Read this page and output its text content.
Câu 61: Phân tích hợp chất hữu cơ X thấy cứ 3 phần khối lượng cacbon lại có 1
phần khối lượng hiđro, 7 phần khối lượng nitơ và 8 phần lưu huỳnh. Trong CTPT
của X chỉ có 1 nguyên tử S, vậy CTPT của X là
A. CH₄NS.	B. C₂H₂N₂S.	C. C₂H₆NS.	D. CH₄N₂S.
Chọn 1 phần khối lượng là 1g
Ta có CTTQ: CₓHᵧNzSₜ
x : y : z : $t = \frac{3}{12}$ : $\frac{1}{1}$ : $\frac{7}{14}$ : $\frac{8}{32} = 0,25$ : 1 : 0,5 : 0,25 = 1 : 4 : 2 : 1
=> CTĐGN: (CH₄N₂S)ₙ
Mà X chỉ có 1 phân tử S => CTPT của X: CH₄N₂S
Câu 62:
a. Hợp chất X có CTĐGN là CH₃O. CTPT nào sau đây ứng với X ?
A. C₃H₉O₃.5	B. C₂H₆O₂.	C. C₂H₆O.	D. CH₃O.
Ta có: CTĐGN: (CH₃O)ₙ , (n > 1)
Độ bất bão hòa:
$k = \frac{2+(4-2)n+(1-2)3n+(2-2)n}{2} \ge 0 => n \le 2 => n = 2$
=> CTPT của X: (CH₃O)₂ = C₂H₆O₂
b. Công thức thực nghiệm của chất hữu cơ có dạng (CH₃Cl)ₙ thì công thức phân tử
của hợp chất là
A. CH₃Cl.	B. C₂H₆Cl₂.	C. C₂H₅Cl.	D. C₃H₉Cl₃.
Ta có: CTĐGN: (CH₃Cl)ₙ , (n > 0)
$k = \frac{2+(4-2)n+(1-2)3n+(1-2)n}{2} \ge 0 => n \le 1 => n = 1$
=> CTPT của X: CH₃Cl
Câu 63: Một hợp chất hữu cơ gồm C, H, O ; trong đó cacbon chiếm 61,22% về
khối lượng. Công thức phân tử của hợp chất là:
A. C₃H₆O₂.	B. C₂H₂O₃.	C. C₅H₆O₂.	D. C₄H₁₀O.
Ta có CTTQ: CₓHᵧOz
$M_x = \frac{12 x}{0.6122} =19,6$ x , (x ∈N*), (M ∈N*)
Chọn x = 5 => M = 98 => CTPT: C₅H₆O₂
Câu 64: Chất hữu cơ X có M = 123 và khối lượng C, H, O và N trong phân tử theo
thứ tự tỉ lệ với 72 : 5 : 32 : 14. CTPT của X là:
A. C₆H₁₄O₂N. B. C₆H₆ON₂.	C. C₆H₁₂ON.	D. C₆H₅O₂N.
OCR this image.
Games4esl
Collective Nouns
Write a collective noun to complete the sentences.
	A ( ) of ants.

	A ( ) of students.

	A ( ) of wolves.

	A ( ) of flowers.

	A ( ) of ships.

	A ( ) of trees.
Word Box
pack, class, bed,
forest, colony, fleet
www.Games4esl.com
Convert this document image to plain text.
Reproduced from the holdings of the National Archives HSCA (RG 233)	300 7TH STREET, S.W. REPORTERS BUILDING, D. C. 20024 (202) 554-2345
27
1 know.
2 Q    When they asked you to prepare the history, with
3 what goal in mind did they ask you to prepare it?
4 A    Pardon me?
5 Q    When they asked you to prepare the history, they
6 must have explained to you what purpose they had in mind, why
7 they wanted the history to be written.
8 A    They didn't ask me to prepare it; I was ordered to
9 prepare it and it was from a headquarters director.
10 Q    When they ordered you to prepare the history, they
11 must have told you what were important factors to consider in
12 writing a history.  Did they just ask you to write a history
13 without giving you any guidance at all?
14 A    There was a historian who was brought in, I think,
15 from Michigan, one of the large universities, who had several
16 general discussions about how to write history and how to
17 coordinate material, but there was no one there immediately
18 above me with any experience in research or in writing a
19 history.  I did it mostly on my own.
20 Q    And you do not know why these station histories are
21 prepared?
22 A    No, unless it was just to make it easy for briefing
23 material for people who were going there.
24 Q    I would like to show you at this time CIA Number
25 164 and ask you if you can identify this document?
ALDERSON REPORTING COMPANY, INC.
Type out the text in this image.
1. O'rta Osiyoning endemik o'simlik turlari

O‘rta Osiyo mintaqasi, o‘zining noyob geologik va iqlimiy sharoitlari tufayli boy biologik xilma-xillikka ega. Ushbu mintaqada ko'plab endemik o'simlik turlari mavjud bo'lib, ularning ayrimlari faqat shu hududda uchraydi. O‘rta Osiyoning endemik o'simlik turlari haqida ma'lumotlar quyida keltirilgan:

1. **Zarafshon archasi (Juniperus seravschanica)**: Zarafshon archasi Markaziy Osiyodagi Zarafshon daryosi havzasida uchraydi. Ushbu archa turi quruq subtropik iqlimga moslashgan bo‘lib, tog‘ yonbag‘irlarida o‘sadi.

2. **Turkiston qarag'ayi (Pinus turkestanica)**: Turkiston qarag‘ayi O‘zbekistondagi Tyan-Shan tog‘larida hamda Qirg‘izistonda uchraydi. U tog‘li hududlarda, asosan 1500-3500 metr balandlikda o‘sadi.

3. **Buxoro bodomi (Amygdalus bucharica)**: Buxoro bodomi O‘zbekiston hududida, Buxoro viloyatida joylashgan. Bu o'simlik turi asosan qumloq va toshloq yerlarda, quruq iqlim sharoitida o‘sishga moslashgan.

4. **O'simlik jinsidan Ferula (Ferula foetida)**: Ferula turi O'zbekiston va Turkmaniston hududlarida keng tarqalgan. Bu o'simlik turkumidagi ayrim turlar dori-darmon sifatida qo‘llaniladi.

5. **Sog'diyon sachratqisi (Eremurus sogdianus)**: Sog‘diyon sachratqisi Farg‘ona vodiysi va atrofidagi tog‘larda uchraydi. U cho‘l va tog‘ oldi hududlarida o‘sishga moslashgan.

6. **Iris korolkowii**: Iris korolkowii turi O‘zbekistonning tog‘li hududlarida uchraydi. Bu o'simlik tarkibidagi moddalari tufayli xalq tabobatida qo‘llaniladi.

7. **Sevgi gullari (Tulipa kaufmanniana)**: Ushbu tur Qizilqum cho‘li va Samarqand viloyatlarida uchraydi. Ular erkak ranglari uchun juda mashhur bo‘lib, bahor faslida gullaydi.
● ● ● ●
Written exercise
Copy out all of the records shown above exactly.

Task output
Read this page and output its text content.
Câu 61: Phân tích hợp chất hữu cơ X thấy cứ 3 phần khối lượng cacbon lại có 1
phần khối lượng hiđro, 7 phần khối lượng nitơ và 8 phần lưu huỳnh. Trong CTPT
của X chỉ có 1 nguyên tử S, vậy CTPT của X là
A. CH₄NS.	B. C₂H₂N₂S.	C. C₂H₆NS.	D. CH₄N₂S.
Chọn 1 phần khối lượng là 1g
Ta có CTTQ: CₓHᵧNzSₜ
x : y : z : $t = \frac{3}{12}$ : $\frac{1}{1}$ : $\frac{7}{14}$ : $\frac{8}{32} = 0,25$ : 1 : 0,5 : 0,25 = 1 : 4 : 2 : 1
=> CTĐGN: (CH₄N₂S)ₙ
Mà X chỉ có 1 phân tử S => CTPT của X: CH₄N₂S
Câu 62:
a. Hợp chất X có CTĐGN là CH₃O. CTPT nào sau đây ứng với X ?
A. C₃H₉O₃.5	B. C₂H₆O₂.	C. C₂H₆O.	D. CH₃O.
Ta có: CTĐGN: (CH₃O)ₙ , (n > 1)
Độ bất bão hòa:
$k = \frac{2+(4-2)n+(1-2)3n+(2-2)n}{2} \ge 0 => n \le 2 => n = 2$
=> CTPT của X: (CH₃O)₂ = C₂H₆O₂
b. Công thức thực nghiệm của chất hữu cơ có dạng (CH₃Cl)ₙ thì công thức phân tử
của hợp chất là
A. CH₃Cl.	B. C₂H₆Cl₂.	C. C₂H₅Cl.	D. C₃H₉Cl₃.
Ta có: CTĐGN: (CH₃Cl)ₙ , (n > 0)
$k = \frac{2+(4-2)n+(1-2)3n+(1-2)n}{2} \ge 0 => n \le 1 => n = 1$
=> CTPT của X: CH₃Cl
Câu 63: Một hợp chất hữu cơ gồm C, H, O ; trong đó cacbon chiếm 61,22% về
khối lượng. Công thức phân tử của hợp chất là:
A. C₃H₆O₂.	B. C₂H₂O₃.	C. C₅H₆O₂.	D. C₄H₁₀O.
Ta có CTTQ: CₓHᵧOz
$M_x = \frac{12 x}{0.6122} =19,6$ x , (x ∈N*), (M ∈N*)
Chọn x = 5 => M = 98 => CTPT: C₅H₆O₂
Câu 64: Chất hữu cơ X có M = 123 và khối lượng C, H, O và N trong phân tử theo
thứ tự tỉ lệ với 72 : 5 : 32 : 14. CTPT của X là:
A. C₆H₁₄O₂N. B. C₆H₆ON₂.	C. C₆H₁₂ON.	D. C₆H₅O₂N.
OCR this image.
Games4esl
Collective Nouns
Write a collective noun to complete the sentences.
	A ( ) of ants.

	A ( ) of students.

	A ( ) of wolves.

	A ( ) of flowers.

	A ( ) of ships.

	A ( ) of trees.
Word Box
pack, class, bed,
forest, colony, fleet
www.Games4esl.com
Convert this document image to plain text.
Reproduced from the holdings of the National Archives HSCA (RG 233)	300 7TH STREET, S.W. REPORTERS BUILDING, D. C. 20024 (202) 554-2345
27
1 know.
2 Q    When they asked you to prepare the history, with
3 what goal in mind did they ask you to prepare it?
4 A    Pardon me?
5 Q    When they asked you to prepare the history, they
6 must have explained to you what purpose they had in mind, why
7 they wanted the history to be written.
8 A    They didn't ask me to prepare it; I was ordered to
9 prepare it and it was from a headquarters director.
10 Q    When they ordered you to prepare the history, they
11 must have told you what were important factors to consider in
12 writing a history.  Did they just ask you to write a history
13 without giving you any guidance at all?
14 A    There was a historian who was brought in, I think,
15 from Michigan, one of the large universities, who had several
16 general discussions about how to write history and how to
17 coordinate material, but there was no one there immediately
18 above me with any experience in research or in writing a
19 history.  I did it mostly on my own.
20 Q    And you do not know why these station histories are
21 prepared?
22 A    No, unless it was just to make it easy for briefing
23 material for people who were going there.
24 Q    I would like to show you at this time CIA Number
25 164 and ask you if you can identify this document?
ALDERSON REPORTING COMPANY, INC.
Type out the text in this image.
1. O'rta Osiyoning endemik o'simlik turlari

O‘rta Osiyo mintaqasi, o‘zining noyob geologik va iqlimiy sharoitlari tufayli boy biologik xilma-xillikka ega. Ushbu mintaqada ko'plab endemik o'simlik turlari mavjud bo'lib, ularning ayrimlari faqat shu hududda uchraydi. O‘rta Osiyoning endemik o'simlik turlari haqida ma'lumotlar quyida keltirilgan:

1. **Zarafshon archasi (Juniperus seravschanica)**: Zarafshon archasi Markaziy Osiyodagi Zarafshon daryosi havzasida uchraydi. Ushbu archa turi quruq subtropik iqlimga moslashgan bo‘lib, tog‘ yonbag‘irlarida o‘sadi.

2. **Turkiston qarag'ayi (Pinus turkestanica)**: Turkiston qarag‘ayi O‘zbekistondagi Tyan-Shan tog‘larida hamda Qirg‘izistonda uchraydi. U tog‘li hududlarda, asosan 1500-3500 metr balandlikda o‘sadi.

3. **Buxoro bodomi (Amygdalus bucharica)**: Buxoro bodomi O‘zbekiston hududida, Buxoro viloyatida joylashgan. Bu o'simlik turi asosan qumloq va toshloq yerlarda, quruq iqlim sharoitida o‘sishga moslashgan.

4. **O'simlik jinsidan Ferula (Ferula foetida)**: Ferula turi O'zbekiston va Turkmaniston hududlarida keng tarqalgan. Bu o'simlik turkumidagi ayrim turlar dori-darmon sifatida qo‘llaniladi.

5. **Sog'diyon sachratqisi (Eremurus sogdianus)**: Sog‘diyon sachratqisi Farg‘ona vodiysi va atrofidagi tog‘larda uchraydi. U cho‘l va tog‘ oldi hududlarida o‘sishga moslashgan.

6. **Iris korolkowii**: Iris korolkowii turi O‘zbekistonning tog‘li hududlarida uchraydi. Bu o'simlik tarkibidagi moddalari tufayli xalq tabobatida qo‘llaniladi.

7. **Sevgi gullari (Tulipa kaufmanniana)**: Ushbu tur Qizilqum cho‘li va Samarqand viloyatlarida uchraydi. Ular erkak ranglari uchun juda mashhur bo‘lib, bahor faslida gullaydi.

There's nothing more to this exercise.